» What is asked: Pull every line of the entries that has the word "Bauschutt".

:: Material for the task ::

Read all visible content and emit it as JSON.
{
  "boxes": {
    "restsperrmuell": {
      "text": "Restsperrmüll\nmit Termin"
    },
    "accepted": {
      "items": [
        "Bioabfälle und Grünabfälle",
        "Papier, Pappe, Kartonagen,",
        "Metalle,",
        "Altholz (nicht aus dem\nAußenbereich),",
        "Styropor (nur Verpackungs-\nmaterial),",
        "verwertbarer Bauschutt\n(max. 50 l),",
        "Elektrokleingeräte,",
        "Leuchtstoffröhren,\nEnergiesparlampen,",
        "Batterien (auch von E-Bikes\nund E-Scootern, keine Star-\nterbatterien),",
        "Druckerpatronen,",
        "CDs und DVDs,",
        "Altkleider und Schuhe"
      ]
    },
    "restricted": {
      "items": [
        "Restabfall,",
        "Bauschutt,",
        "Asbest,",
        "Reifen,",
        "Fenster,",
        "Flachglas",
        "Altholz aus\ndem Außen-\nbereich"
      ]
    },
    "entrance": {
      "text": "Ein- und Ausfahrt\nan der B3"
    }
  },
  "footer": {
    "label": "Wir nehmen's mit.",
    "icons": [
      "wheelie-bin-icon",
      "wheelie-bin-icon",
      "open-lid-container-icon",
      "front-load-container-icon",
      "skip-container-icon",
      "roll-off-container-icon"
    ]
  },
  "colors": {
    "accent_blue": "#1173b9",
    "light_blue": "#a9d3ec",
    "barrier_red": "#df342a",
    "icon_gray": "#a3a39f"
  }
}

:::

» Task solution:
        "verwertbarer Bauschutt\n(max. 50 l),",
        "Bauschutt,",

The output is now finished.